(RECORDS FOR THIS EXERCISE):
-------------------------
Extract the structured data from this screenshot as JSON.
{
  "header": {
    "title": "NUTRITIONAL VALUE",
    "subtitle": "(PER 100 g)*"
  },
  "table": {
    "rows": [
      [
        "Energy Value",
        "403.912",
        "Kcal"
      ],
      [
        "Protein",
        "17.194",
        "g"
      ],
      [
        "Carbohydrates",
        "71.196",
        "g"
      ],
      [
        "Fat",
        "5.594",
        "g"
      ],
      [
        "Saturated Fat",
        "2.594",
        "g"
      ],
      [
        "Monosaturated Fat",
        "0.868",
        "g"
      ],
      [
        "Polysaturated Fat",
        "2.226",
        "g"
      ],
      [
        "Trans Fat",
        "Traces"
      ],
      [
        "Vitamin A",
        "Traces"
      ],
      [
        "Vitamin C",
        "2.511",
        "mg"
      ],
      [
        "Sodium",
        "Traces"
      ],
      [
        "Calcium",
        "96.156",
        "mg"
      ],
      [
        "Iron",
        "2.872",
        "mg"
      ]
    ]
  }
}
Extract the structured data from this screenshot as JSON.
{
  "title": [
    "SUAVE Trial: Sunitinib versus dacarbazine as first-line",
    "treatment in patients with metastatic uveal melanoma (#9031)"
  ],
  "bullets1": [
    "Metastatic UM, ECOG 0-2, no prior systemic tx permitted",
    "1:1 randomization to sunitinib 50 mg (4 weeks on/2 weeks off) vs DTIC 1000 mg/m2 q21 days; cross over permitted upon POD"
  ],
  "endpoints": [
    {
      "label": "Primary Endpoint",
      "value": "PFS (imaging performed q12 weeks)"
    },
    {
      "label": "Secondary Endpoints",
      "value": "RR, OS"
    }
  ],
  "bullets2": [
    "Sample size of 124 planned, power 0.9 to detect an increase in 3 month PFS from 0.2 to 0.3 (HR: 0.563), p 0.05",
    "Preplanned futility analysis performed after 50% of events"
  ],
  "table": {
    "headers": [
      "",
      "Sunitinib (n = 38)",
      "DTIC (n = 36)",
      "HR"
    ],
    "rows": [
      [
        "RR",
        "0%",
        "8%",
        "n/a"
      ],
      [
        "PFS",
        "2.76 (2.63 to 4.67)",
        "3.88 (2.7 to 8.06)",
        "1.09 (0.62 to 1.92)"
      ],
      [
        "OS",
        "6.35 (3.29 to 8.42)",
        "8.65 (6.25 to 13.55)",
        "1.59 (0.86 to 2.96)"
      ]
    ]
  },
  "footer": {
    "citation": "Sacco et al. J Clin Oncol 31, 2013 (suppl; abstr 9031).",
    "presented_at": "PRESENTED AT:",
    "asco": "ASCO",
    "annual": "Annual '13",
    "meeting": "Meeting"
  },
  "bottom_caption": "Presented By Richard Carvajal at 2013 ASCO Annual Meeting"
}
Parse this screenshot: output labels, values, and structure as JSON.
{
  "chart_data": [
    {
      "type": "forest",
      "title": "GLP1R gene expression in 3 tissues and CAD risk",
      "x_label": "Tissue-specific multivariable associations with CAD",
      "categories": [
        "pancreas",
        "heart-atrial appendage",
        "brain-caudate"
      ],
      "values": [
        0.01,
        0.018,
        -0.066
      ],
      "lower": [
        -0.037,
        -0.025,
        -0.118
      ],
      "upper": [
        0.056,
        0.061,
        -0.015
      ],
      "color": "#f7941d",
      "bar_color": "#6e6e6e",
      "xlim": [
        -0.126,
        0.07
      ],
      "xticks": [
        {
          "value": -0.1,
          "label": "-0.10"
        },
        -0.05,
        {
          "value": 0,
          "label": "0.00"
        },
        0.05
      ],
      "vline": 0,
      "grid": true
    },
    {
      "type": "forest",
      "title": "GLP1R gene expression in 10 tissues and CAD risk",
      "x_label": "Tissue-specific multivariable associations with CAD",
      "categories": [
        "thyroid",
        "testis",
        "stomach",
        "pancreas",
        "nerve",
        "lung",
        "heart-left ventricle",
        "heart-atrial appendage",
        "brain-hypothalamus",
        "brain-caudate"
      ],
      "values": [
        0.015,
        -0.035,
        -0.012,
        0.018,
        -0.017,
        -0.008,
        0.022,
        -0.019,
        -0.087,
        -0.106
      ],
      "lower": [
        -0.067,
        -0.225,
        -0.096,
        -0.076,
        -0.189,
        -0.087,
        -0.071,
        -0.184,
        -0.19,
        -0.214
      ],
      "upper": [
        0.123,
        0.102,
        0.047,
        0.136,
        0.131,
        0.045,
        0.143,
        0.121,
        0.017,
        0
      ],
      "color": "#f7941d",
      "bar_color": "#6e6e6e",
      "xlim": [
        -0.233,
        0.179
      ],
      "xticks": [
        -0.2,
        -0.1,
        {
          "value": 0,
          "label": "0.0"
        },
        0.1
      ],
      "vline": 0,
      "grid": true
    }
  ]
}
-------------------------
Go through the listing above and return every line where the word "performed" occurs.

      "value": "PFS (imaging performed q12 weeks)"
    "Preplanned futility analysis performed after 50% of events"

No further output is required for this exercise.